Dados exibidos:
»»
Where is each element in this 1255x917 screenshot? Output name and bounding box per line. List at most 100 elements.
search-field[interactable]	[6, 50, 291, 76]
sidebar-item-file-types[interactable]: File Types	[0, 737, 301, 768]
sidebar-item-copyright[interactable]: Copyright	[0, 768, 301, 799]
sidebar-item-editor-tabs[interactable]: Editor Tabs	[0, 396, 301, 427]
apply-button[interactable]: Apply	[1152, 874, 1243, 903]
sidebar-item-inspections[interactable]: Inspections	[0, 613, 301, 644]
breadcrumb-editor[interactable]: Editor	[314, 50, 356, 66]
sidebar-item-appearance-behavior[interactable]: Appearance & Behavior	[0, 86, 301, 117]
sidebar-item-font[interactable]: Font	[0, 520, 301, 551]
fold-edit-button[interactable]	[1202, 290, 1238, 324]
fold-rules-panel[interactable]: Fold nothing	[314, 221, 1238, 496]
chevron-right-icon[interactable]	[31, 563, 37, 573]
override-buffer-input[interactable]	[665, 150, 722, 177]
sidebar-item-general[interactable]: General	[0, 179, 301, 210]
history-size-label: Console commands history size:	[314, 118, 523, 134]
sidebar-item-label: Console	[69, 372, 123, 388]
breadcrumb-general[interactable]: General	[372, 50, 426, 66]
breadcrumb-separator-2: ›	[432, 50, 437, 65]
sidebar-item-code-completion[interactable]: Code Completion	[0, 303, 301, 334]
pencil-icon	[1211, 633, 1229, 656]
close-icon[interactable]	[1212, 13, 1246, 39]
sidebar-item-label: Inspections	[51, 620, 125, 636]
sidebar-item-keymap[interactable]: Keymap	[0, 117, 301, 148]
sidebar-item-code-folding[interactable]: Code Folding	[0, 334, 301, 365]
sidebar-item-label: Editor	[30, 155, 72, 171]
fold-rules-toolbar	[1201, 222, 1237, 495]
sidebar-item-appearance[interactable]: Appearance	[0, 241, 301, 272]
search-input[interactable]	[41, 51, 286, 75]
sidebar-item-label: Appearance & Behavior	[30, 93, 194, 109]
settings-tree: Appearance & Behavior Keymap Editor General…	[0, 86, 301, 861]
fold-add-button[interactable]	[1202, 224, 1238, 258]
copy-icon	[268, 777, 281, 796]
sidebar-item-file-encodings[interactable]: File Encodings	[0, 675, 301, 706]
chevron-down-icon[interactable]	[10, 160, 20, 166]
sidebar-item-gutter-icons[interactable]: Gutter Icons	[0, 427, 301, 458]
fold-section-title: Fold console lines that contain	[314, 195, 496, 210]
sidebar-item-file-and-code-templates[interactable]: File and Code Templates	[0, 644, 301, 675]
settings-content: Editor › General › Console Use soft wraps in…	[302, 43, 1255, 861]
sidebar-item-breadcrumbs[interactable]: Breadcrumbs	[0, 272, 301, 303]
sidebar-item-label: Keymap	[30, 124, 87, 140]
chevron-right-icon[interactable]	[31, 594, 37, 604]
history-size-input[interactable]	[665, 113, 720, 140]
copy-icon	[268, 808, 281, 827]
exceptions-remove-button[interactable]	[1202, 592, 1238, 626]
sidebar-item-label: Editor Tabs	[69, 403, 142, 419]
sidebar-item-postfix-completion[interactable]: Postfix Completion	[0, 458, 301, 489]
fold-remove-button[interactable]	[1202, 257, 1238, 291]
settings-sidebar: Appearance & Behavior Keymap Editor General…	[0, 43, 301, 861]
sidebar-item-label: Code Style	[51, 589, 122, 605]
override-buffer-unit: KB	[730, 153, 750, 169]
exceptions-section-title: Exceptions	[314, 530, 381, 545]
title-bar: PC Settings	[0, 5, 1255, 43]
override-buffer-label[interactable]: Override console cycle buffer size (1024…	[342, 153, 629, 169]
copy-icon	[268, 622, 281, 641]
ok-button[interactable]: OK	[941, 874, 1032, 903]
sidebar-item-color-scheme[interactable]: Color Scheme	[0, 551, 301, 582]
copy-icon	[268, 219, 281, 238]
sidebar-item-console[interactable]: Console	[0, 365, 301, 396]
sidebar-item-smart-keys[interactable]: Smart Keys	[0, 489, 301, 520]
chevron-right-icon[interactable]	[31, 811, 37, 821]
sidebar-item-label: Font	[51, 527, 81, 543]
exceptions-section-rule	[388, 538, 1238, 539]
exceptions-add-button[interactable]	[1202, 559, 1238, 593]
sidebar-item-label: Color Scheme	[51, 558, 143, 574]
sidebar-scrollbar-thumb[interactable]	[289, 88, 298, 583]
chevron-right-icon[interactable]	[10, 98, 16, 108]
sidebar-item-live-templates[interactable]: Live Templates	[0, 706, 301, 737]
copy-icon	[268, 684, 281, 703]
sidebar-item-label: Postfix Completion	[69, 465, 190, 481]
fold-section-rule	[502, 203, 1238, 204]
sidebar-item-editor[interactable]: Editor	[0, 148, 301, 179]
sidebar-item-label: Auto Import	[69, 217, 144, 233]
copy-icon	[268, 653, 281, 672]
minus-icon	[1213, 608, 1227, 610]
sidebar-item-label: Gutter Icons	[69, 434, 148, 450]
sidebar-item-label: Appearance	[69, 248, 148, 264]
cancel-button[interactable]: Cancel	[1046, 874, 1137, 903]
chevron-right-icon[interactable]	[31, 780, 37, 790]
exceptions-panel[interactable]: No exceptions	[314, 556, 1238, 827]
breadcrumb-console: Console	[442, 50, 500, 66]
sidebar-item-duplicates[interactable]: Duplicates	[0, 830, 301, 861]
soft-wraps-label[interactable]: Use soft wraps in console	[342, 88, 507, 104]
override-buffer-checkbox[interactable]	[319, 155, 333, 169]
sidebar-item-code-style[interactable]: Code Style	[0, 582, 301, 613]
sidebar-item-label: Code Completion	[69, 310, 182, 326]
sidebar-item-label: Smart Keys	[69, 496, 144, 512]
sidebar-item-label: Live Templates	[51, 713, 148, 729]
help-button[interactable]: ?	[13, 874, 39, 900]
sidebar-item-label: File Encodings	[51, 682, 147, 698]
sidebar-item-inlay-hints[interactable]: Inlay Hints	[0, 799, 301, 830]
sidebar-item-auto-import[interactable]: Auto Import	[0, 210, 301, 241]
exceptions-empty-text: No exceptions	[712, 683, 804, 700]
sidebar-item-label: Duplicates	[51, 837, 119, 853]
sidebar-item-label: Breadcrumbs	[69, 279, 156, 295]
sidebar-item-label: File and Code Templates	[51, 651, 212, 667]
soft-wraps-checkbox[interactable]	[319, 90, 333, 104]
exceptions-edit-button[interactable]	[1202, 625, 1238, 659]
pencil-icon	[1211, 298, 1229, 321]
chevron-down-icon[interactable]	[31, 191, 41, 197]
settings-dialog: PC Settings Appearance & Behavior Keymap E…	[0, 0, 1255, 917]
««
A tarefa: Reescreva todas as linhas acima, trocando "pencil-icon" por "edit-icon" e deixando todo o resto igual.

Resposta da tarefa:
Where is each element in this 1255x917 screenshot? Output name and bounding box per line. List at most 100 elements.
search-field[interactable]	[6, 50, 291, 76]
sidebar-item-file-types[interactable]: File Types	[0, 737, 301, 768]
sidebar-item-copyright[interactable]: Copyright	[0, 768, 301, 799]
sidebar-item-editor-tabs[interactable]: Editor Tabs	[0, 396, 301, 427]
apply-button[interactable]: Apply	[1152, 874, 1243, 903]
sidebar-item-inspections[interactable]: Inspections	[0, 613, 301, 644]
breadcrumb-editor[interactable]: Editor	[314, 50, 356, 66]
sidebar-item-appearance-behavior[interactable]: Appearance & Behavior	[0, 86, 301, 117]
sidebar-item-font[interactable]: Font	[0, 520, 301, 551]
fold-edit-button[interactable]	[1202, 290, 1238, 324]
fold-rules-panel[interactable]: Fold nothing	[314, 221, 1238, 496]
chevron-right-icon[interactable]	[31, 563, 37, 573]
override-buffer-input[interactable]	[665, 150, 722, 177]
sidebar-item-general[interactable]: General	[0, 179, 301, 210]
history-size-label: Console commands history size:	[314, 118, 523, 134]
sidebar-item-label: Console	[69, 372, 123, 388]
breadcrumb-general[interactable]: General	[372, 50, 426, 66]
breadcrumb-separator-2: ›	[432, 50, 437, 65]
sidebar-item-code-completion[interactable]: Code Completion	[0, 303, 301, 334]
edit-icon	[1211, 633, 1229, 656]
close-icon[interactable]	[1212, 13, 1246, 39]
sidebar-item-label: Inspections	[51, 620, 125, 636]
sidebar-item-keymap[interactable]: Keymap	[0, 117, 301, 148]
sidebar-item-code-folding[interactable]: Code Folding	[0, 334, 301, 365]
sidebar-item-label: Editor	[30, 155, 72, 171]
fold-rules-toolbar	[1201, 222, 1237, 495]
sidebar-item-appearance[interactable]: Appearance	[0, 241, 301, 272]
search-input[interactable]	[41, 51, 286, 75]
sidebar-item-label: Appearance & Behavior	[30, 93, 194, 109]
settings-tree: Appearance & Behavior Keymap Editor General…	[0, 86, 301, 861]
fold-add-button[interactable]	[1202, 224, 1238, 258]
copy-icon	[268, 777, 281, 796]
sidebar-item-file-encodings[interactable]: File Encodings	[0, 675, 301, 706]
chevron-down-icon[interactable]	[10, 160, 20, 166]
sidebar-item-gutter-icons[interactable]: Gutter Icons	[0, 427, 301, 458]
fold-section-title: Fold console lines that contain	[314, 195, 496, 210]
sidebar-item-file-and-code-templates[interactable]: File and Code Templates	[0, 644, 301, 675]
settings-content: Editor › General › Console Use soft wraps in…	[302, 43, 1255, 861]
sidebar-item-breadcrumbs[interactable]: Breadcrumbs	[0, 272, 301, 303]
sidebar-item-label: Keymap	[30, 124, 87, 140]
chevron-right-icon[interactable]	[31, 594, 37, 604]
history-size-input[interactable]	[665, 113, 720, 140]
copy-icon	[268, 808, 281, 827]
exceptions-remove-button[interactable]	[1202, 592, 1238, 626]
sidebar-item-label: Editor Tabs	[69, 403, 142, 419]
sidebar-item-postfix-completion[interactable]: Postfix Completion	[0, 458, 301, 489]
fold-remove-button[interactable]	[1202, 257, 1238, 291]
settings-sidebar: Appearance & Behavior Keymap Editor General…	[0, 43, 301, 861]
sidebar-item-label: Code Style	[51, 589, 122, 605]
override-buffer-unit: KB	[730, 153, 750, 169]
exceptions-section-title: Exceptions	[314, 530, 381, 545]
title-bar: PC Settings	[0, 5, 1255, 43]
override-buffer-label[interactable]: Override console cycle buffer size (1024…	[342, 153, 629, 169]
copy-icon	[268, 622, 281, 641]
ok-button[interactable]: OK	[941, 874, 1032, 903]
sidebar-item-color-scheme[interactable]: Color Scheme	[0, 551, 301, 582]
copy-icon	[268, 219, 281, 238]
sidebar-item-console[interactable]: Console	[0, 365, 301, 396]
sidebar-item-smart-keys[interactable]: Smart Keys	[0, 489, 301, 520]
chevron-right-icon[interactable]	[31, 811, 37, 821]
sidebar-item-label: Font	[51, 527, 81, 543]
exceptions-section-rule	[388, 538, 1238, 539]
exceptions-add-button[interactable]	[1202, 559, 1238, 593]
sidebar-item-label: Color Scheme	[51, 558, 143, 574]
sidebar-scrollbar-thumb[interactable]	[289, 88, 298, 583]
chevron-right-icon[interactable]	[10, 98, 16, 108]
sidebar-item-live-templates[interactable]: Live Templates	[0, 706, 301, 737]
copy-icon	[268, 684, 281, 703]
sidebar-item-label: Postfix Completion	[69, 465, 190, 481]
fold-section-rule	[502, 203, 1238, 204]
sidebar-item-editor[interactable]: Editor	[0, 148, 301, 179]
sidebar-item-label: Auto Import	[69, 217, 144, 233]
copy-icon	[268, 653, 281, 672]
minus-icon	[1213, 608, 1227, 610]
sidebar-item-label: Gutter Icons	[69, 434, 148, 450]
sidebar-item-label: Appearance	[69, 248, 148, 264]
cancel-button[interactable]: Cancel	[1046, 874, 1137, 903]
chevron-right-icon[interactable]	[31, 780, 37, 790]
exceptions-panel[interactable]: No exceptions	[314, 556, 1238, 827]
breadcrumb-console: Console	[442, 50, 500, 66]
sidebar-item-duplicates[interactable]: Duplicates	[0, 830, 301, 861]
soft-wraps-label[interactable]: Use soft wraps in console	[342, 88, 507, 104]
override-buffer-checkbox[interactable]	[319, 155, 333, 169]
sidebar-item-code-style[interactable]: Code Style	[0, 582, 301, 613]
sidebar-item-label: Code Completion	[69, 310, 182, 326]
sidebar-item-label: Smart Keys	[69, 496, 144, 512]
sidebar-item-label: Live Templates	[51, 713, 148, 729]
help-button[interactable]: ?	[13, 874, 39, 900]
sidebar-item-label: File Encodings	[51, 682, 147, 698]
sidebar-item-inlay-hints[interactable]: Inlay Hints	[0, 799, 301, 830]
sidebar-item-auto-import[interactable]: Auto Import	[0, 210, 301, 241]
exceptions-empty-text: No exceptions	[712, 683, 804, 700]
sidebar-item-label: Duplicates	[51, 837, 119, 853]
sidebar-item-label: Breadcrumbs	[69, 279, 156, 295]
sidebar-item-label: File and Code Templates	[51, 651, 212, 667]
soft-wraps-checkbox[interactable]	[319, 90, 333, 104]
exceptions-edit-button[interactable]	[1202, 625, 1238, 659]
edit-icon	[1211, 298, 1229, 321]
chevron-down-icon[interactable]	[31, 191, 41, 197]
settings-dialog: PC Settings Appearance & Behavior Keymap E…	[0, 0, 1255, 917]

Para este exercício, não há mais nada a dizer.